> Stored data:
--------
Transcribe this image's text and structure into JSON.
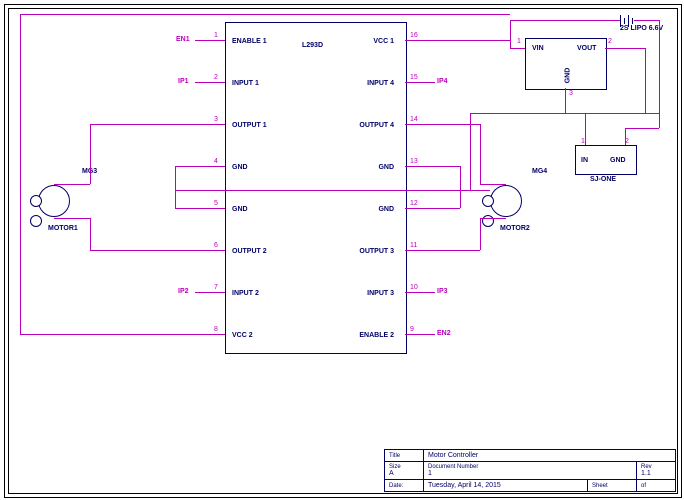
{
  "chip_main": {
    "name": "L293D",
    "left_pins": [
      {
        "num": "1",
        "label": "ENABLE 1",
        "net": "EN1"
      },
      {
        "num": "2",
        "label": "INPUT 1",
        "net": "IP1"
      },
      {
        "num": "3",
        "label": "OUTPUT 1",
        "net": ""
      },
      {
        "num": "4",
        "label": "GND",
        "net": ""
      },
      {
        "num": "5",
        "label": "GND",
        "net": ""
      },
      {
        "num": "6",
        "label": "OUTPUT 2",
        "net": ""
      },
      {
        "num": "7",
        "label": "INPUT 2",
        "net": "IP2"
      },
      {
        "num": "8",
        "label": "VCC 2",
        "net": ""
      }
    ],
    "right_pins": [
      {
        "num": "16",
        "label": "VCC 1",
        "net": ""
      },
      {
        "num": "15",
        "label": "INPUT 4",
        "net": "IP4"
      },
      {
        "num": "14",
        "label": "OUTPUT 4",
        "net": ""
      },
      {
        "num": "13",
        "label": "GND",
        "net": ""
      },
      {
        "num": "12",
        "label": "GND",
        "net": ""
      },
      {
        "num": "11",
        "label": "OUTPUT 3",
        "net": ""
      },
      {
        "num": "10",
        "label": "INPUT 3",
        "net": "IP3"
      },
      {
        "num": "9",
        "label": "ENABLE 2",
        "net": "EN2"
      }
    ]
  },
  "chip_reg": {
    "pins": {
      "vin": "VIN",
      "vout": "VOUT",
      "gnd": "GND"
    },
    "num_vin": "1",
    "num_vout": "2",
    "num_gnd": "3"
  },
  "chip_sj": {
    "name": "SJ-ONE",
    "in": "IN",
    "gnd": "GND",
    "num_in": "1",
    "num_gnd": "2"
  },
  "motors": {
    "m1": {
      "ref": "MG3",
      "name": "MOTOR1"
    },
    "m2": {
      "ref": "MG4",
      "name": "MOTOR2"
    }
  },
  "battery": {
    "name": "2S LIPO 6.6V"
  },
  "title_block": {
    "title_label": "Title",
    "title": "Motor Controller",
    "size_label": "Size",
    "size": "A",
    "doc_label": "Document Number",
    "doc": "1",
    "rev_label": "Rev",
    "rev": "1.1",
    "date_label": "Date:",
    "date": "Tuesday, April 14, 2015",
    "sheet_label": "Sheet",
    "of": "of"
  }
}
--------
> Instructions for the task:
Strip out the pictures and quote the remaining data word for word.

> Complete response:
Transcribe this image's text and structure into JSON.
{
  "chip_main": {
    "name": "L293D",
    "left_pins": [
      {
        "num": "1",
        "label": "ENABLE 1",
        "net": "EN1"
      },
      {
        "num": "2",
        "label": "INPUT 1",
        "net": "IP1"
      },
      {
        "num": "3",
        "label": "OUTPUT 1",
        "net": ""
      },
      {
        "num": "4",
        "label": "GND",
        "net": ""
      },
      {
        "num": "5",
        "label": "GND",
        "net": ""
      },
      {
        "num": "6",
        "label": "OUTPUT 2",
        "net": ""
      },
      {
        "num": "7",
        "label": "INPUT 2",
        "net": "IP2"
      },
      {
        "num": "8",
        "label": "VCC 2",
        "net": ""
      }
    ],
    "right_pins": [
      {
        "num": "16",
        "label": "VCC 1",
        "net": ""
      },
      {
        "num": "15",
        "label": "INPUT 4",
        "net": "IP4"
      },
      {
        "num": "14",
        "label": "OUTPUT 4",
        "net": ""
      },
      {
        "num": "13",
        "label": "GND",
        "net": ""
      },
      {
        "num": "12",
        "label": "GND",
        "net": ""
      },
      {
        "num": "11",
        "label": "OUTPUT 3",
        "net": ""
      },
      {
        "num": "10",
        "label": "INPUT 3",
        "net": "IP3"
      },
      {
        "num": "9",
        "label": "ENABLE 2",
        "net": "EN2"
      }
    ]
  },
  "chip_reg": {
    "pins": {
      "vin": "VIN",
      "vout": "VOUT",
      "gnd": "GND"
    },
    "num_vin": "1",
    "num_vout": "2",
    "num_gnd": "3"
  },
  "chip_sj": {
    "name": "SJ-ONE",
    "in": "IN",
    "gnd": "GND",
    "num_in": "1",
    "num_gnd": "2"
  },
  "motors": {
    "m1": {
      "ref": "MG3",
      "name": "MOTOR1"
    },
    "m2": {
      "ref": "MG4",
      "name": "MOTOR2"
    }
  },
  "battery": {
    "name": "2S LIPO 6.6V"
  },
  "title_block": {
    "title_label": "Title",
    "title": "Motor Controller",
    "size_label": "Size",
    "size": "A",
    "doc_label": "Document Number",
    "doc": "1",
    "rev_label": "Rev",
    "rev": "1.1",
    "date_label": "Date:",
    "date": "Tuesday, April 14, 2015",
    "sheet_label": "Sheet",
    "of": "of"
  }
}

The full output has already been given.